What the task requires: Scan the entries below for the word "text". Copy each line that has it.

Records supplied:
--

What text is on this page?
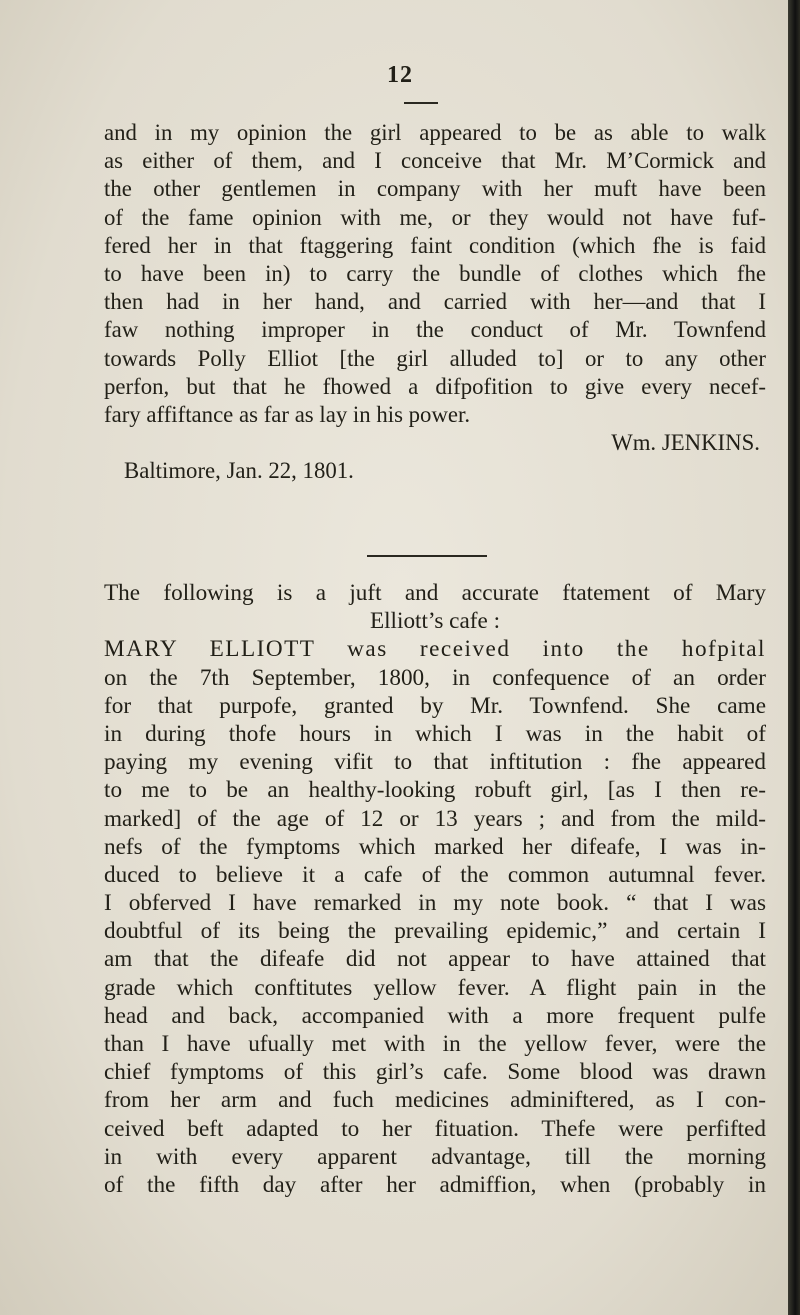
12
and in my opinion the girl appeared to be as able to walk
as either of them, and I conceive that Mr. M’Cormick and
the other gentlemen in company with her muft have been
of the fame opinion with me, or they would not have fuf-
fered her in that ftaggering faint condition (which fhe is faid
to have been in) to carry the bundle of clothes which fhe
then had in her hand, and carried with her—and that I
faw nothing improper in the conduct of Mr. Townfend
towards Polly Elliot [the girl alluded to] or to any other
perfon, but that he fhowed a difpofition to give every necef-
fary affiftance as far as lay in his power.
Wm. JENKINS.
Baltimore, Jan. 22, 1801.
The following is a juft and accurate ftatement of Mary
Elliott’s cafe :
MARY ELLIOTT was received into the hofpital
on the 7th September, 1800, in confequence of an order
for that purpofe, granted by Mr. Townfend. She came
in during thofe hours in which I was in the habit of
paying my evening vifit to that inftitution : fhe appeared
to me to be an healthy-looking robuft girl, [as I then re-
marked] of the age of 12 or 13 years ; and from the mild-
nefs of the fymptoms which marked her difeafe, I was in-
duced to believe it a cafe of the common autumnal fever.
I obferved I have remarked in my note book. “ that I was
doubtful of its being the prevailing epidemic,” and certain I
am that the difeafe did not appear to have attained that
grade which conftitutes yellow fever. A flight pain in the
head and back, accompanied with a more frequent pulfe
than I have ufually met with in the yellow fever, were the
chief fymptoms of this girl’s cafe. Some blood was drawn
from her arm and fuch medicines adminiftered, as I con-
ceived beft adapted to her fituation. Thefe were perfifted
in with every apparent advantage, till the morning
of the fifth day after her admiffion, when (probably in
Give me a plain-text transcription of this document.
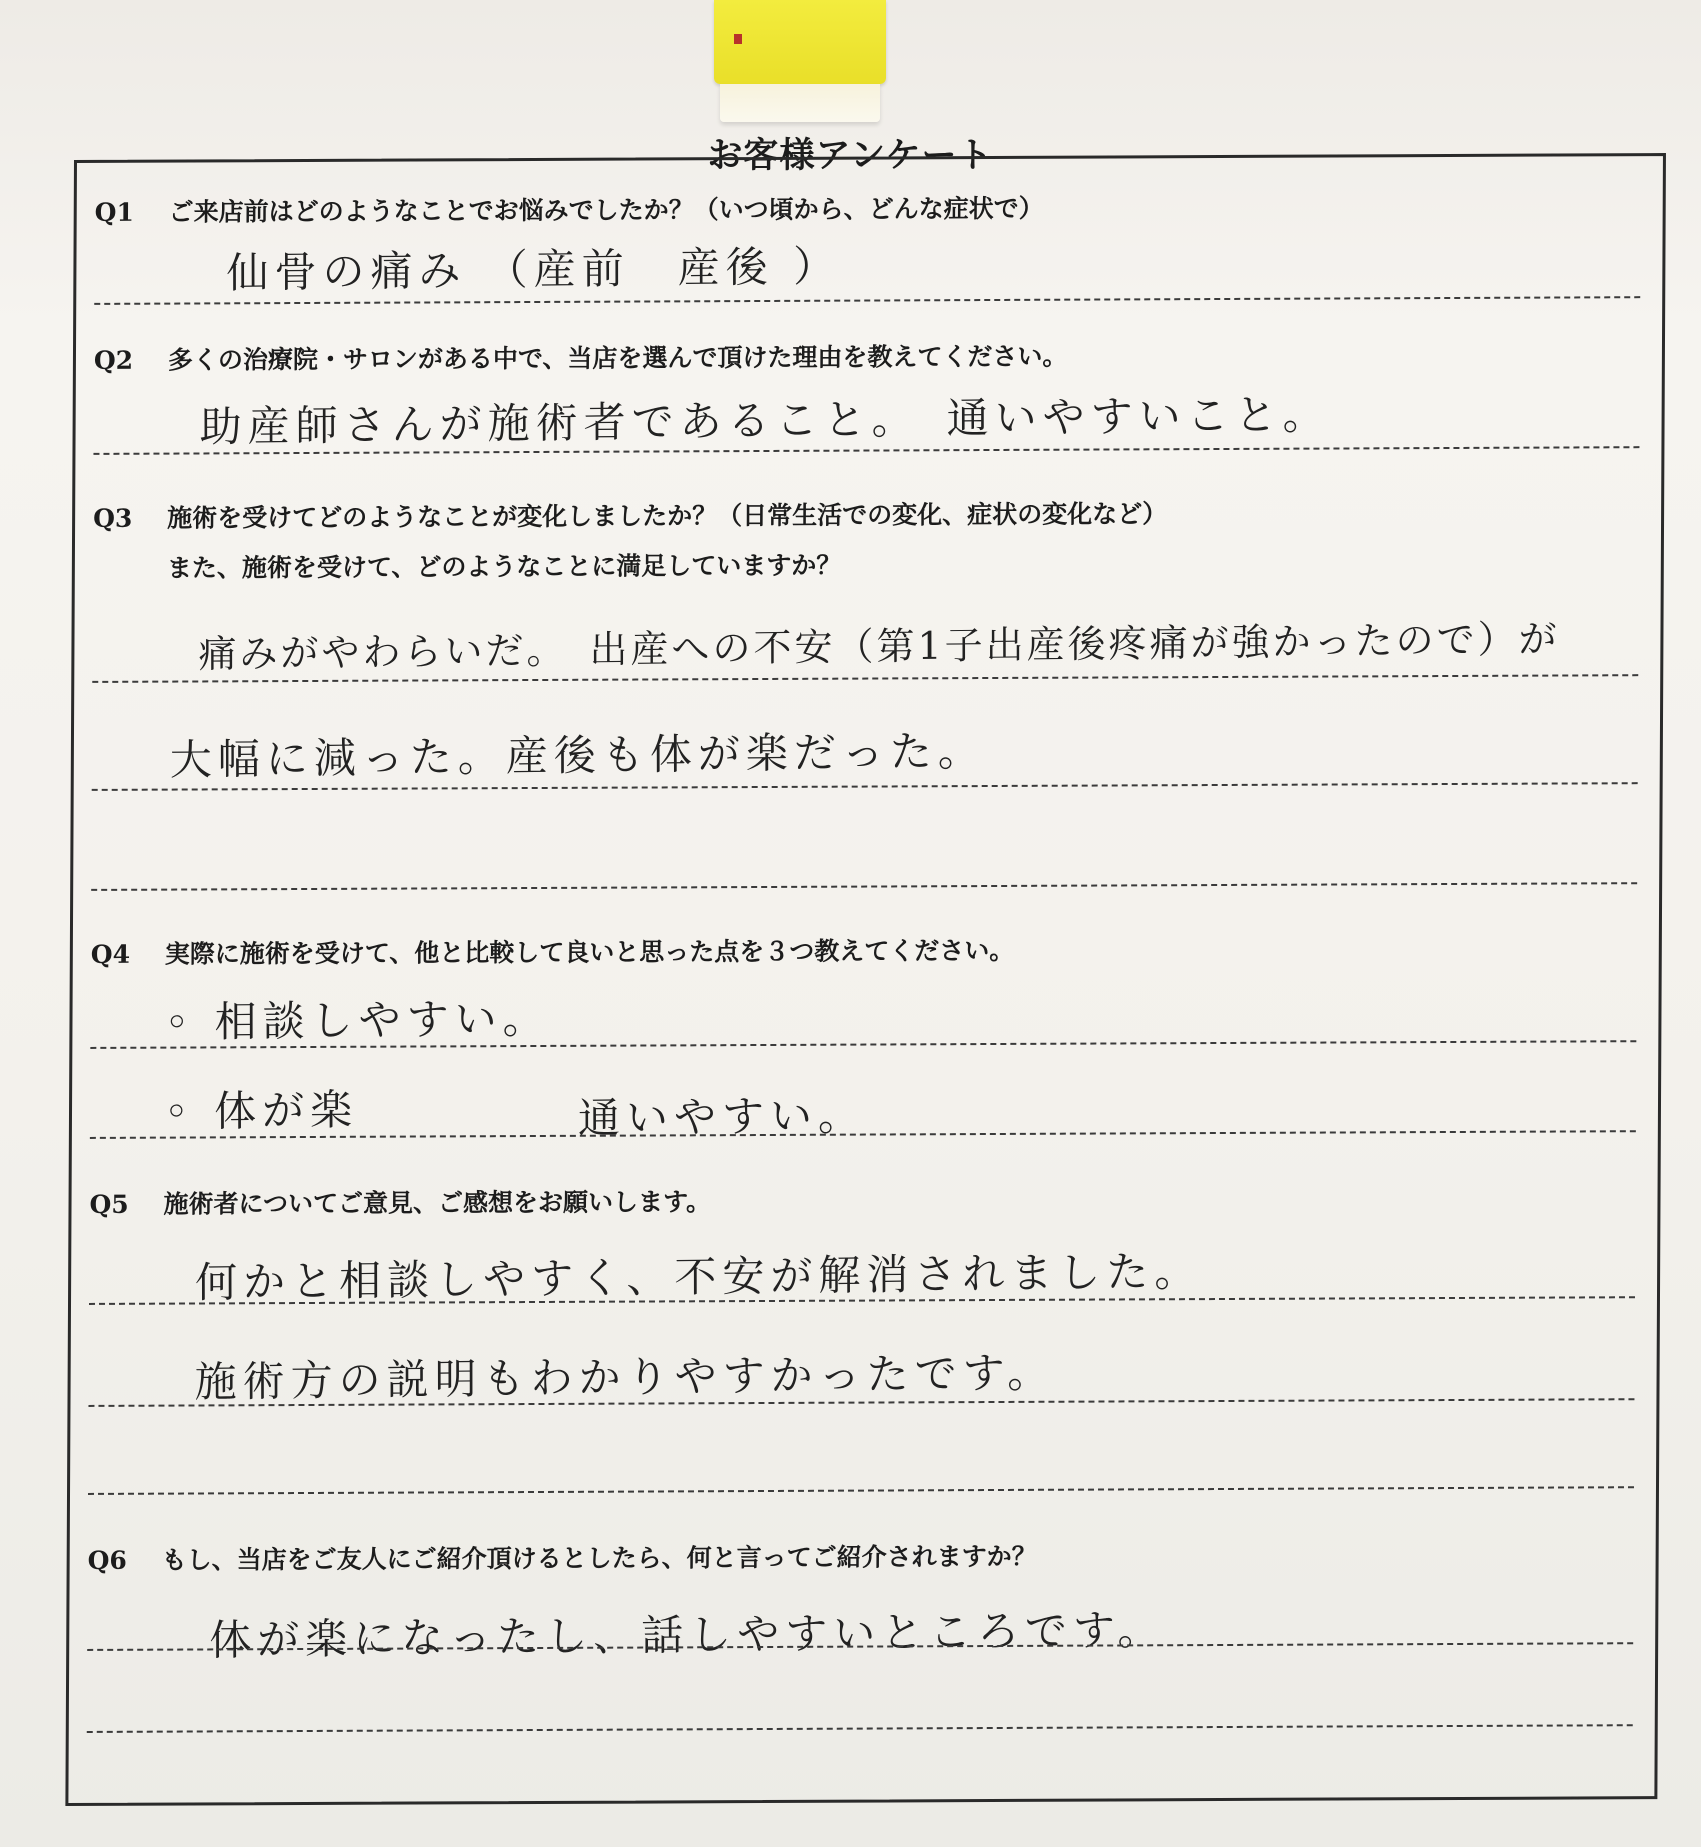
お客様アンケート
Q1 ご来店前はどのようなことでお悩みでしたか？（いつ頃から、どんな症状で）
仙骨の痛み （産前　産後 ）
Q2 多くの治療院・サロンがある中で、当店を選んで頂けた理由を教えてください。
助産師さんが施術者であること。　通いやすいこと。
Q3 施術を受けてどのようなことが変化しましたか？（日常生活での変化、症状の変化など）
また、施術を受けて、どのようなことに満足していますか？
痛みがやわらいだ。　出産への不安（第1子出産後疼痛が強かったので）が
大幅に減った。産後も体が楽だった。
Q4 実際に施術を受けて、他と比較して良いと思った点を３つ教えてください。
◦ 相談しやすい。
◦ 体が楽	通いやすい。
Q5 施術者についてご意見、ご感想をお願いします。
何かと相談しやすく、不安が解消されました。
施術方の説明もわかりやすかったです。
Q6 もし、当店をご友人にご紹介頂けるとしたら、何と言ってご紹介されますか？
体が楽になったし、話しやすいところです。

--

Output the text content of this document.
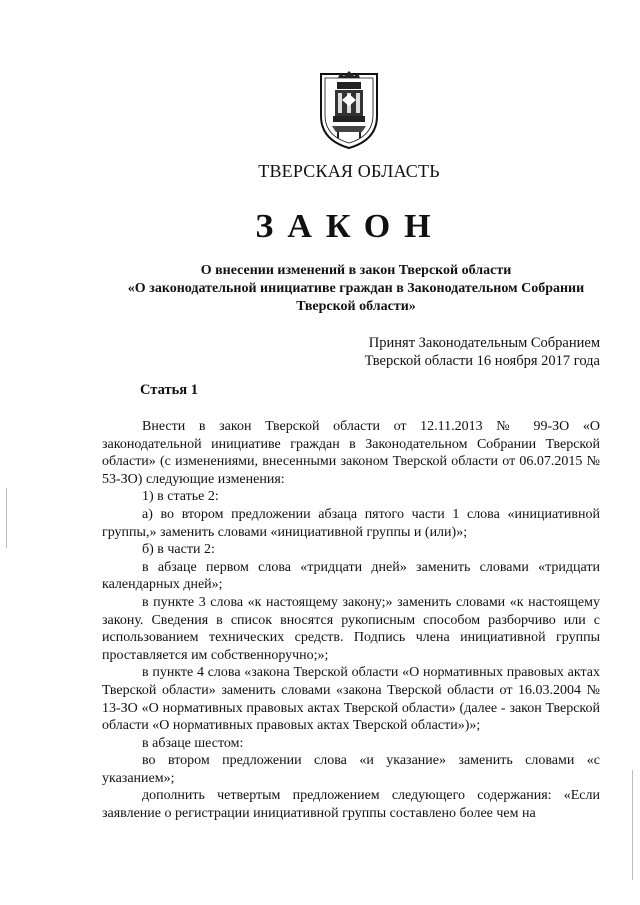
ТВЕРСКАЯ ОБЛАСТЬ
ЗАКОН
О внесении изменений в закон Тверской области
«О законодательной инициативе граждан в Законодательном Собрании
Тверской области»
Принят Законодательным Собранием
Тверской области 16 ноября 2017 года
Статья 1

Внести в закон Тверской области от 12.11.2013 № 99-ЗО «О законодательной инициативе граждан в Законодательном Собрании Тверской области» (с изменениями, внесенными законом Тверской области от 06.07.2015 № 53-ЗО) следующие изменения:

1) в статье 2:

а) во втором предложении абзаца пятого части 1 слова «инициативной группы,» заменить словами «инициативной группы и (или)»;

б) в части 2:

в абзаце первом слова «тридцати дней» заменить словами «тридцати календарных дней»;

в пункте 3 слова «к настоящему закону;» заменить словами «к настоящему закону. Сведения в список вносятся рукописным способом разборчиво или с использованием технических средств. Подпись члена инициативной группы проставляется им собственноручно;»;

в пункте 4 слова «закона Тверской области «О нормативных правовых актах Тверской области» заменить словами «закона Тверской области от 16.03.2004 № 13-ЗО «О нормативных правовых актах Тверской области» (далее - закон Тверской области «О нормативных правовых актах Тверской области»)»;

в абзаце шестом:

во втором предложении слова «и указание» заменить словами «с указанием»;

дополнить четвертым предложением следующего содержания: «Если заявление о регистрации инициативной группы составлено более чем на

--

Answer to the task:
What text is on this page?
Give me a plain-text transcription of this document.
Output the text content of this document.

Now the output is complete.